#### [Written request]
Below is some material; transcribe all of it exactly.

Items listed in a dataset
┄┄┄┄┄┄┄┄┄┄

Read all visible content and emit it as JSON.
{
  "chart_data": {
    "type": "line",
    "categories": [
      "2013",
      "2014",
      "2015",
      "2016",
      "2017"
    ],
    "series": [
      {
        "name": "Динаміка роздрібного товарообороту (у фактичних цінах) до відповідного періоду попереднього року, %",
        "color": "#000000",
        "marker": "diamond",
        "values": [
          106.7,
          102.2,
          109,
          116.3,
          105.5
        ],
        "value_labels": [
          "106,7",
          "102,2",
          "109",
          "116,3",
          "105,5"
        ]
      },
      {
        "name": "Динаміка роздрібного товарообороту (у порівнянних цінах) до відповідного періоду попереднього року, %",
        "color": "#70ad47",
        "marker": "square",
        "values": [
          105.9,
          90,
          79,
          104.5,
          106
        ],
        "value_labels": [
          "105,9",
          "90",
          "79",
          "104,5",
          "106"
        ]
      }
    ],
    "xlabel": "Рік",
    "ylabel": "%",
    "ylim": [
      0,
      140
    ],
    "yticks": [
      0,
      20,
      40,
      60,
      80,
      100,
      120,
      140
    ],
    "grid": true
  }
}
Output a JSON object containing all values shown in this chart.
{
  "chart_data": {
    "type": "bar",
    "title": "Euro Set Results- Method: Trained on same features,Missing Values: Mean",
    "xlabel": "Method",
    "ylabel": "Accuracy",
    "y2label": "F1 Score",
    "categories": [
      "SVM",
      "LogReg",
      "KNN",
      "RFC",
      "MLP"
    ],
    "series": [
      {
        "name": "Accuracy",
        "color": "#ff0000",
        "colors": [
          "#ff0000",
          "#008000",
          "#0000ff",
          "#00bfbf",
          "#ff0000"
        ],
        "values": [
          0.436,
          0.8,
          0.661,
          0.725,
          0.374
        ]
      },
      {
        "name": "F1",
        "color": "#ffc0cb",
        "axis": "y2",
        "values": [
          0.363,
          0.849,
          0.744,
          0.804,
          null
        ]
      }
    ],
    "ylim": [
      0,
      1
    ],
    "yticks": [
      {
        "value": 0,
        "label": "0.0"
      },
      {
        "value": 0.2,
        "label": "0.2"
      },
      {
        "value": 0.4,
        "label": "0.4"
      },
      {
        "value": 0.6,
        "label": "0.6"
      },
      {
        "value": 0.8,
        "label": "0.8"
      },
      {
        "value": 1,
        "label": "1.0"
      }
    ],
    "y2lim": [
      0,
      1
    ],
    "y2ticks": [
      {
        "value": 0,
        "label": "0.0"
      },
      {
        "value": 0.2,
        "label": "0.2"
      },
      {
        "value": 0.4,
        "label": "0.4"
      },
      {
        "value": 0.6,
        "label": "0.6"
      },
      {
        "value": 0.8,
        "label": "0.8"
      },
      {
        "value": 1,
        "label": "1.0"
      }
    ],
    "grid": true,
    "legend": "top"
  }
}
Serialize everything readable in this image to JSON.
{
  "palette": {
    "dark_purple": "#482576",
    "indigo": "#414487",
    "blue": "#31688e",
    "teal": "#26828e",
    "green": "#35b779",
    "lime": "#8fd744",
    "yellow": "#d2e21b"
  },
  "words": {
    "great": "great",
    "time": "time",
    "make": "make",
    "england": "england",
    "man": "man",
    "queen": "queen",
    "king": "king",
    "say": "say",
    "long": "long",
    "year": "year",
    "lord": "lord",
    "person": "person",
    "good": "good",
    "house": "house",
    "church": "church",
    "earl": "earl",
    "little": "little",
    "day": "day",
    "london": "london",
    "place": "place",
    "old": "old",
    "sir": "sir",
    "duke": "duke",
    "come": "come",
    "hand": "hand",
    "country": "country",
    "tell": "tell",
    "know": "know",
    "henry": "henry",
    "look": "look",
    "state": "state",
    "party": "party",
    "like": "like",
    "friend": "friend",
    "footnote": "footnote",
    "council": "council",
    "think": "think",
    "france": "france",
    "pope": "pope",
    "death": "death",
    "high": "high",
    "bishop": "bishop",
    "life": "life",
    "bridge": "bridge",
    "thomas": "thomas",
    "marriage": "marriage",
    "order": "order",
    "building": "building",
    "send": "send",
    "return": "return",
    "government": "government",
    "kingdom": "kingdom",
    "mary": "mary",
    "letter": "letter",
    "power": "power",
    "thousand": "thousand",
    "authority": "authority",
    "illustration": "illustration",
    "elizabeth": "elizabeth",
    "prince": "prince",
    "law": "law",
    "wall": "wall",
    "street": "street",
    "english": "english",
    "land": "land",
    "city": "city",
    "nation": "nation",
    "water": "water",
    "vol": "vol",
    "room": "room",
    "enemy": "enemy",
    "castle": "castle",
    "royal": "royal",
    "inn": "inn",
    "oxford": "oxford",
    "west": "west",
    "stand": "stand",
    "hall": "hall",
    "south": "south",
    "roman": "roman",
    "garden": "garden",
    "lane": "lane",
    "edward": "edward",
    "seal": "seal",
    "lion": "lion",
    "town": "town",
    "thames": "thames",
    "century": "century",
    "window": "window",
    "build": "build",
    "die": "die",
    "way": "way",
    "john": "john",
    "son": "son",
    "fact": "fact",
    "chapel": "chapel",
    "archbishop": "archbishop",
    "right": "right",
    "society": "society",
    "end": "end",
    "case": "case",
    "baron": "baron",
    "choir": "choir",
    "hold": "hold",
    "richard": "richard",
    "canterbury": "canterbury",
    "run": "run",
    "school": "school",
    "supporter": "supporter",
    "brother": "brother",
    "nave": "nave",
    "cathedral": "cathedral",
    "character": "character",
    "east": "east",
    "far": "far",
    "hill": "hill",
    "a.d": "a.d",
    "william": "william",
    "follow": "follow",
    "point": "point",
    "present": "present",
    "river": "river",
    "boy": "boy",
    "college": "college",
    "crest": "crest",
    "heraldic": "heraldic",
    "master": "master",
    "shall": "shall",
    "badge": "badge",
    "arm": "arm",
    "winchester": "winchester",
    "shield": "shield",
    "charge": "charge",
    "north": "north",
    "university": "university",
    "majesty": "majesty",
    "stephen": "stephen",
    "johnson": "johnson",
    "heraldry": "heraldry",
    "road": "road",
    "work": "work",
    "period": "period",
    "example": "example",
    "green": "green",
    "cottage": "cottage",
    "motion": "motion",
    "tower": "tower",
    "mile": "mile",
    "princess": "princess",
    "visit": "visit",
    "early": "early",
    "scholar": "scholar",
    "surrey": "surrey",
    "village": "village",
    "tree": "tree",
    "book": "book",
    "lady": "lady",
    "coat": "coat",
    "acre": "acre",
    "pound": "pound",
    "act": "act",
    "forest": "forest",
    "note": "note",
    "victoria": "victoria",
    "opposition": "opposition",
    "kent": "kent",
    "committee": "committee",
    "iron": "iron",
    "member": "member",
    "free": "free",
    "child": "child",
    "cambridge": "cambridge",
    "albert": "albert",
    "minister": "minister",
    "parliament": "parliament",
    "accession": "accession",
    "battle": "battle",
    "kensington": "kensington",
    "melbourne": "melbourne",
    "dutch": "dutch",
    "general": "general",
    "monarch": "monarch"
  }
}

┄┄┄┄┄┄┄┄┄┄

#### [Output of the exercise]
Read all visible content and emit it as JSON.
{
  "chart_data": {
    "type": "line",
    "categories": [
      "2013",
      "2014",
      "2015",
      "2016",
      "2017"
    ],
    "series": [
      {
        "name": "Динаміка роздрібного товарообороту (у фактичних цінах) до відповідного періоду попереднього року, %",
        "color": "#000000",
        "marker": "diamond",
        "values": [
          106.7,
          102.2,
          109,
          116.3,
          105.5
        ],
        "value_labels": [
          "106,7",
          "102,2",
          "109",
          "116,3",
          "105,5"
        ]
      },
      {
        "name": "Динаміка роздрібного товарообороту (у порівнянних цінах) до відповідного періоду попереднього року, %",
        "color": "#70ad47",
        "marker": "square",
        "values": [
          105.9,
          90,
          79,
          104.5,
          106
        ],
        "value_labels": [
          "105,9",
          "90",
          "79",
          "104,5",
          "106"
        ]
      }
    ],
    "xlabel": "Рік",
    "ylabel": "%",
    "ylim": [
      0,
      140
    ],
    "yticks": [
      0,
      20,
      40,
      60,
      80,
      100,
      120,
      140
    ],
    "grid": true
  }
}
Output a JSON object containing all values shown in this chart.
{
  "chart_data": {
    "type": "bar",
    "title": "Euro Set Results- Method: Trained on same features,Missing Values: Mean",
    "xlabel": "Method",
    "ylabel": "Accuracy",
    "y2label": "F1 Score",
    "categories": [
      "SVM",
      "LogReg",
      "KNN",
      "RFC",
      "MLP"
    ],
    "series": [
      {
        "name": "Accuracy",
        "color": "#ff0000",
        "colors": [
          "#ff0000",
          "#008000",
          "#0000ff",
          "#00bfbf",
          "#ff0000"
        ],
        "values": [
          0.436,
          0.8,
          0.661,
          0.725,
          0.374
        ]
      },
      {
        "name": "F1",
        "color": "#ffc0cb",
        "axis": "y2",
        "values": [
          0.363,
          0.849,
          0.744,
          0.804,
          null
        ]
      }
    ],
    "ylim": [
      0,
      1
    ],
    "yticks": [
      {
        "value": 0,
        "label": "0.0"
      },
      {
        "value": 0.2,
        "label": "0.2"
      },
      {
        "value": 0.4,
        "label": "0.4"
      },
      {
        "value": 0.6,
        "label": "0.6"
      },
      {
        "value": 0.8,
        "label": "0.8"
      },
      {
        "value": 1,
        "label": "1.0"
      }
    ],
    "y2lim": [
      0,
      1
    ],
    "y2ticks": [
      {
        "value": 0,
        "label": "0.0"
      },
      {
        "value": 0.2,
        "label": "0.2"
      },
      {
        "value": 0.4,
        "label": "0.4"
      },
      {
        "value": 0.6,
        "label": "0.6"
      },
      {
        "value": 0.8,
        "label": "0.8"
      },
      {
        "value": 1,
        "label": "1.0"
      }
    ],
    "grid": true,
    "legend": "top"
  }
}
Serialize everything readable in this image to JSON.
{
  "palette": {
    "dark_purple": "#482576",
    "indigo": "#414487",
    "blue": "#31688e",
    "teal": "#26828e",
    "green": "#35b779",
    "lime": "#8fd744",
    "yellow": "#d2e21b"
  },
  "words": {
    "great": "great",
    "time": "time",
    "make": "make",
    "england": "england",
    "man": "man",
    "queen": "queen",
    "king": "king",
    "say": "say",
    "long": "long",
    "year": "year",
    "lord": "lord",
    "person": "person",
    "good": "good",
    "house": "house",
    "church": "church",
    "earl": "earl",
    "little": "little",
    "day": "day",
    "london": "london",
    "place": "place",
    "old": "old",
    "sir": "sir",
    "duke": "duke",
    "come": "come",
    "hand": "hand",
    "country": "country",
    "tell": "tell",
    "know": "know",
    "henry": "henry",
    "look": "look",
    "state": "state",
    "party": "party",
    "like": "like",
    "friend": "friend",
    "footnote": "footnote",
    "council": "council",
    "think": "think",
    "france": "france",
    "pope": "pope",
    "death": "death",
    "high": "high",
    "bishop": "bishop",
    "life": "life",
    "bridge": "bridge",
    "thomas": "thomas",
    "marriage": "marriage",
    "order": "order",
    "building": "building",
    "send": "send",
    "return": "return",
    "government": "government",
    "kingdom": "kingdom",
    "mary": "mary",
    "letter": "letter",
    "power": "power",
    "thousand": "thousand",
    "authority": "authority",
    "illustration": "illustration",
    "elizabeth": "elizabeth",
    "prince": "prince",
    "law": "law",
    "wall": "wall",
    "street": "street",
    "english": "english",
    "land": "land",
    "city": "city",
    "nation": "nation",
    "water": "water",
    "vol": "vol",
    "room": "room",
    "enemy": "enemy",
    "castle": "castle",
    "royal": "royal",
    "inn": "inn",
    "oxford": "oxford",
    "west": "west",
    "stand": "stand",
    "hall": "hall",
    "south": "south",
    "roman": "roman",
    "garden": "garden",
    "lane": "lane",
    "edward": "edward",
    "seal": "seal",
    "lion": "lion",
    "town": "town",
    "thames": "thames",
    "century": "century",
    "window": "window",
    "build": "build",
    "die": "die",
    "way": "way",
    "john": "john",
    "son": "son",
    "fact": "fact",
    "chapel": "chapel",
    "archbishop": "archbishop",
    "right": "right",
    "society": "society",
    "end": "end",
    "case": "case",
    "baron": "baron",
    "choir": "choir",
    "hold": "hold",
    "richard": "richard",
    "canterbury": "canterbury",
    "run": "run",
    "school": "school",
    "supporter": "supporter",
    "brother": "brother",
    "nave": "nave",
    "cathedral": "cathedral",
    "character": "character",
    "east": "east",
    "far": "far",
    "hill": "hill",
    "a.d": "a.d",
    "william": "william",
    "follow": "follow",
    "point": "point",
    "present": "present",
    "river": "river",
    "boy": "boy",
    "college": "college",
    "crest": "crest",
    "heraldic": "heraldic",
    "master": "master",
    "shall": "shall",
    "badge": "badge",
    "arm": "arm",
    "winchester": "winchester",
    "shield": "shield",
    "charge": "charge",
    "north": "north",
    "university": "university",
    "majesty": "majesty",
    "stephen": "stephen",
    "johnson": "johnson",
    "heraldry": "heraldry",
    "road": "road",
    "work": "work",
    "period": "period",
    "example": "example",
    "green": "green",
    "cottage": "cottage",
    "motion": "motion",
    "tower": "tower",
    "mile": "mile",
    "princess": "princess",
    "visit": "visit",
    "early": "early",
    "scholar": "scholar",
    "surrey": "surrey",
    "village": "village",
    "tree": "tree",
    "book": "book",
    "lady": "lady",
    "coat": "coat",
    "acre": "acre",
    "pound": "pound",
    "act": "act",
    "forest": "forest",
    "note": "note",
    "victoria": "victoria",
    "opposition": "opposition",
    "kent": "kent",
    "committee": "committee",
    "iron": "iron",
    "member": "member",
    "free": "free",
    "child": "child",
    "cambridge": "cambridge",
    "albert": "albert",
    "minister": "minister",
    "parliament": "parliament",
    "accession": "accession",
    "battle": "battle",
    "kensington": "kensington",
    "melbourne": "melbourne",
    "dutch": "dutch",
    "general": "general",
    "monarch": "monarch"
  }
}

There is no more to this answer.